Your instructions:
Find each line holding "color" and copy it out.

(Items from a figure collection)
::::::::::
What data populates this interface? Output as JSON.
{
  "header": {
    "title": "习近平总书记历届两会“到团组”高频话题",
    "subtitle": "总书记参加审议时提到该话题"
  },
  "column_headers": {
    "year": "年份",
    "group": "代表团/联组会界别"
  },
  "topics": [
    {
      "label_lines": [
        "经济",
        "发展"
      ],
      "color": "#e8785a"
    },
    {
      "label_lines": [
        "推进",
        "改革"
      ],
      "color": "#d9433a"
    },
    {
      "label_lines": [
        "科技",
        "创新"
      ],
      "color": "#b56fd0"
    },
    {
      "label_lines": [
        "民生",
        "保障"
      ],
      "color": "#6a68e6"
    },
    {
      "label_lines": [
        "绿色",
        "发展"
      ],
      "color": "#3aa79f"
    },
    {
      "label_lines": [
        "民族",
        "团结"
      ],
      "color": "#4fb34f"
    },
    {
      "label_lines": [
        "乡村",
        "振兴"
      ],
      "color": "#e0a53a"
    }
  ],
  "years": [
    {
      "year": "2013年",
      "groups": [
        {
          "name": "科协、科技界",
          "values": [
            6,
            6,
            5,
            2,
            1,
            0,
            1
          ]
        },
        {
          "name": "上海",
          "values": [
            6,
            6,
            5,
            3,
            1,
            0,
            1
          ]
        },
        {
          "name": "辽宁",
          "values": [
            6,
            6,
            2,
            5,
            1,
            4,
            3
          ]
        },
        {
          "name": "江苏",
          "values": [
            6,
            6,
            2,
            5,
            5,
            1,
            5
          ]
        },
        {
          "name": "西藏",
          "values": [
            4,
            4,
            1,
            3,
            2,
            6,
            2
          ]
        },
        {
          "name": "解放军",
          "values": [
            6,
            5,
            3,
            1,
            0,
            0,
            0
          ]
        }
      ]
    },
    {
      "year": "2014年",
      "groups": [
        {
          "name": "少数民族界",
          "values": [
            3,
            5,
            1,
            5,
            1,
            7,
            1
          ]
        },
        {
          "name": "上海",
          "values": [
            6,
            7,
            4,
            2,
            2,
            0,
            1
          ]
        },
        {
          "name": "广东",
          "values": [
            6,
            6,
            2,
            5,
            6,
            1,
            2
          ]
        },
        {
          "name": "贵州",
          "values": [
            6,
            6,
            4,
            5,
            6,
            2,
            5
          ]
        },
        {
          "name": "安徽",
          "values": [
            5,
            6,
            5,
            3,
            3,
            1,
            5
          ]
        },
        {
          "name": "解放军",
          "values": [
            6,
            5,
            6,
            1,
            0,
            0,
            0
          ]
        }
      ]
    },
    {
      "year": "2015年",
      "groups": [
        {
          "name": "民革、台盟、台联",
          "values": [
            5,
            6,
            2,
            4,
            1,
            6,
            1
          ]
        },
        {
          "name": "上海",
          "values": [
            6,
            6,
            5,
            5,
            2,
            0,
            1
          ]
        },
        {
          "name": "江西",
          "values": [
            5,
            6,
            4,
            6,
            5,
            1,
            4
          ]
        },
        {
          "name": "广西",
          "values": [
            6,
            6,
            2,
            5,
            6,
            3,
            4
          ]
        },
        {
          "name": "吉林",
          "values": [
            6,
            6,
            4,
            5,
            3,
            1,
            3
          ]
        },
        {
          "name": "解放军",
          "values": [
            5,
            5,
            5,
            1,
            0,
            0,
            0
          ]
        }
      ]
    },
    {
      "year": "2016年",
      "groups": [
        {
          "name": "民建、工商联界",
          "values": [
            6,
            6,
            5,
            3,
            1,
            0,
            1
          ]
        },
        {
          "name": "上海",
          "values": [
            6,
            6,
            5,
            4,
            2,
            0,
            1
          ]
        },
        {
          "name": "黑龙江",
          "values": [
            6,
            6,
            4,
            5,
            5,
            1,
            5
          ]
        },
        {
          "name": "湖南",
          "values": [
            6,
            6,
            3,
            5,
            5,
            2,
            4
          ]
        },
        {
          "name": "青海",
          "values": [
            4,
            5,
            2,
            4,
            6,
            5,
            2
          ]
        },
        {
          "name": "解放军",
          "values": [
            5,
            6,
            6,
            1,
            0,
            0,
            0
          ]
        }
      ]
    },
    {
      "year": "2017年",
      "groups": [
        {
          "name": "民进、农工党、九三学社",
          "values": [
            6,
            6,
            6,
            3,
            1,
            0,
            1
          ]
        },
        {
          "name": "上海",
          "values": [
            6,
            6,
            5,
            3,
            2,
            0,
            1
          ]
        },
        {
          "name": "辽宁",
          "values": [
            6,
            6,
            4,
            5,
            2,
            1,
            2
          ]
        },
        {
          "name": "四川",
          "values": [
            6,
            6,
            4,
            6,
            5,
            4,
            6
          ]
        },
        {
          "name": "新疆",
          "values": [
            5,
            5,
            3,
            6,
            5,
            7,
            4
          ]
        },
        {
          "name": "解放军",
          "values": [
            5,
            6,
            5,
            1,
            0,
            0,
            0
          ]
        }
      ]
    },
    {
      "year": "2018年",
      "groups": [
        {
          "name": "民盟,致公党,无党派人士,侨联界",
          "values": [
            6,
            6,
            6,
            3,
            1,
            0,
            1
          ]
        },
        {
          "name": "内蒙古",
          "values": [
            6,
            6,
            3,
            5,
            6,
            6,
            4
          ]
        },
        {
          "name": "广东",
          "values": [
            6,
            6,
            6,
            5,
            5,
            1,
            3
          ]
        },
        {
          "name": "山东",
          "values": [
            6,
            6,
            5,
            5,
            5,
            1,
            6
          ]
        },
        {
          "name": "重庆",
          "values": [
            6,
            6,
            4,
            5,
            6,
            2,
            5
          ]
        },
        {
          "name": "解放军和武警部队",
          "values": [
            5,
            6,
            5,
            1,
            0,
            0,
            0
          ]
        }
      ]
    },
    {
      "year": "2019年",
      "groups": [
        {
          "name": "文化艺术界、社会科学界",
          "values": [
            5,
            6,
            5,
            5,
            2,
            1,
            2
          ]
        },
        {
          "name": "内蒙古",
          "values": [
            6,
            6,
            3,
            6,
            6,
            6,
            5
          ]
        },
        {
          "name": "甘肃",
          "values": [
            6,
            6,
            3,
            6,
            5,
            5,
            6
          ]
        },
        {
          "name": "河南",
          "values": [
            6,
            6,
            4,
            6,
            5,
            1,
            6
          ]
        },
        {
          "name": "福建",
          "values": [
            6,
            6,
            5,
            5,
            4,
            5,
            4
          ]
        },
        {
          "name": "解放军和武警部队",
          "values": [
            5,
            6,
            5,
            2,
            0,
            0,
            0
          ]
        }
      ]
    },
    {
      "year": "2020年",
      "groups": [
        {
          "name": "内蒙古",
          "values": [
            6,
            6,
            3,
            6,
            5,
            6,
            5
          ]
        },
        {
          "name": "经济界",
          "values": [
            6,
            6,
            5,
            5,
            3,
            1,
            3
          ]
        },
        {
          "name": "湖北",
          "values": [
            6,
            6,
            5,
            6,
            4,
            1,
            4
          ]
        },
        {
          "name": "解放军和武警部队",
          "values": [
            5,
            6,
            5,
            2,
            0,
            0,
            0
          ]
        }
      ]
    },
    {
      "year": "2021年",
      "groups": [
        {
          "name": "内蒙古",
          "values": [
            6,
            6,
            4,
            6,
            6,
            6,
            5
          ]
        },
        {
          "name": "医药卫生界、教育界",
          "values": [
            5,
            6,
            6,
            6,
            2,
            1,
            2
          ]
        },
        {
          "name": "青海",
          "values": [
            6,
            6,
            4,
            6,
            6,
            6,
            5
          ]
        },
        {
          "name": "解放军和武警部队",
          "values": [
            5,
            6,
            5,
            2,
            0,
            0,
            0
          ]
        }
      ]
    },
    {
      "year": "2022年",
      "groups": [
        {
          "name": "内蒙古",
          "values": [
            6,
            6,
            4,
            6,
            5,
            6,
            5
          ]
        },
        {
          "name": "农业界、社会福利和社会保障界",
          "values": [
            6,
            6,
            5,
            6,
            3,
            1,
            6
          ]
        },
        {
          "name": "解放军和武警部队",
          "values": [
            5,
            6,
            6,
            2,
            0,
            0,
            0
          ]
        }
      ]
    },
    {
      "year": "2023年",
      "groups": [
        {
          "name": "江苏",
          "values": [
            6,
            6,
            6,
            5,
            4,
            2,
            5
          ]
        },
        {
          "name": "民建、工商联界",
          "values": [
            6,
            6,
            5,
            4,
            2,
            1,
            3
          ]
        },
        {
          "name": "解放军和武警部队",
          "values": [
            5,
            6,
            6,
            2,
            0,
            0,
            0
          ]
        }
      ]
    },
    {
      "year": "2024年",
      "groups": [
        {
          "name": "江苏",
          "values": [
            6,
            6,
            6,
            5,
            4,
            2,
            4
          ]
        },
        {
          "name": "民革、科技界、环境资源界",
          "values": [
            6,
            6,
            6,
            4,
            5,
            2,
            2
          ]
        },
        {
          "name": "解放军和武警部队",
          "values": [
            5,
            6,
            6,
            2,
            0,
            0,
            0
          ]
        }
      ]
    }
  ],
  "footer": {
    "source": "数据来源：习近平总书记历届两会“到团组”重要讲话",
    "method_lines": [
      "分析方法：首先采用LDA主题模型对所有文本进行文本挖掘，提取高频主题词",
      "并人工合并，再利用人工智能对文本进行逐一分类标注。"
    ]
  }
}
::::::::::
In response:
      "color": "#e8785a"
      "color": "#d9433a"
      "color": "#b56fd0"
      "color": "#6a68e6"
      "color": "#3aa79f"
      "color": "#4fb34f"
      "color": "#e0a53a"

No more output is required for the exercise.